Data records

===============

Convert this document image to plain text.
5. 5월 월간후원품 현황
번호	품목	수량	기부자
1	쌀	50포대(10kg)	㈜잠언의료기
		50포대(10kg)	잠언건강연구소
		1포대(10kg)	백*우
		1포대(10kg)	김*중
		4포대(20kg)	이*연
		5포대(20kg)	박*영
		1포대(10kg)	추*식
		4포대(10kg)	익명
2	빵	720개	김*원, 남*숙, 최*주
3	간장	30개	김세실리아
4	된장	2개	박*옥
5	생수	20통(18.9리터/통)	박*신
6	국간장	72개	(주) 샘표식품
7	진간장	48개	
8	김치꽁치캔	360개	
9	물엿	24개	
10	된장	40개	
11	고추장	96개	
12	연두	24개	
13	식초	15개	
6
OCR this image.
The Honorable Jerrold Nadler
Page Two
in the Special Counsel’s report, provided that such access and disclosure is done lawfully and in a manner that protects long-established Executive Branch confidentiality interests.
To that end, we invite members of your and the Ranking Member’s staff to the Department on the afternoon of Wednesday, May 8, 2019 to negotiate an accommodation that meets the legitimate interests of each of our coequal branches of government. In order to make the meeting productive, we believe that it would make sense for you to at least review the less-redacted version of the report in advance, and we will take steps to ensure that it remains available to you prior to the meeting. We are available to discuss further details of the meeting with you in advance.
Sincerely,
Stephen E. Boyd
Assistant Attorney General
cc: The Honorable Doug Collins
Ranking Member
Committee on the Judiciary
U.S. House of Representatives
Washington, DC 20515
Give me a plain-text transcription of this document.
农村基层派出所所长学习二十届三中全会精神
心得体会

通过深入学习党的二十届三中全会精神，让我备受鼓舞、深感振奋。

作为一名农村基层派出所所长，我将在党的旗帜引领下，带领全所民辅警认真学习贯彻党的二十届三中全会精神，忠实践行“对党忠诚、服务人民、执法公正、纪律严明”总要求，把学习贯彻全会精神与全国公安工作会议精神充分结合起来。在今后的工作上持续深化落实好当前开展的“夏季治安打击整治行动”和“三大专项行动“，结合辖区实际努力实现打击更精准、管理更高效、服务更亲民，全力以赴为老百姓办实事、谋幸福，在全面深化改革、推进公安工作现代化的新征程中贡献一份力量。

===============

TASK ▸
Print out all the entries precisely as written.

SOLVED EXERCISE ▸
Convert this document image to plain text.
5. 5월 월간후원품 현황
번호	품목	수량	기부자
1	쌀	50포대(10kg)	㈜잠언의료기
		50포대(10kg)	잠언건강연구소
		1포대(10kg)	백*우
		1포대(10kg)	김*중
		4포대(20kg)	이*연
		5포대(20kg)	박*영
		1포대(10kg)	추*식
		4포대(10kg)	익명
2	빵	720개	김*원, 남*숙, 최*주
3	간장	30개	김세실리아
4	된장	2개	박*옥
5	생수	20통(18.9리터/통)	박*신
6	국간장	72개	(주) 샘표식품
7	진간장	48개	
8	김치꽁치캔	360개	
9	물엿	24개	
10	된장	40개	
11	고추장	96개	
12	연두	24개	
13	식초	15개	
6
OCR this image.
The Honorable Jerrold Nadler
Page Two
in the Special Counsel’s report, provided that such access and disclosure is done lawfully and in a manner that protects long-established Executive Branch confidentiality interests.
To that end, we invite members of your and the Ranking Member’s staff to the Department on the afternoon of Wednesday, May 8, 2019 to negotiate an accommodation that meets the legitimate interests of each of our coequal branches of government. In order to make the meeting productive, we believe that it would make sense for you to at least review the less-redacted version of the report in advance, and we will take steps to ensure that it remains available to you prior to the meeting. We are available to discuss further details of the meeting with you in advance.
Sincerely,
Stephen E. Boyd
Assistant Attorney General
cc: The Honorable Doug Collins
Ranking Member
Committee on the Judiciary
U.S. House of Representatives
Washington, DC 20515
Give me a plain-text transcription of this document.
农村基层派出所所长学习二十届三中全会精神
心得体会

通过深入学习党的二十届三中全会精神，让我备受鼓舞、深感振奋。

作为一名农村基层派出所所长，我将在党的旗帜引领下，带领全所民辅警认真学习贯彻党的二十届三中全会精神，忠实践行“对党忠诚、服务人民、执法公正、纪律严明”总要求，把学习贯彻全会精神与全国公安工作会议精神充分结合起来。在今后的工作上持续深化落实好当前开展的“夏季治安打击整治行动”和“三大专项行动“，结合辖区实际努力实现打击更精准、管理更高效、服务更亲民，全力以赴为老百姓办实事、谋幸福，在全面深化改革、推进公安工作现代化的新征程中贡献一份力量。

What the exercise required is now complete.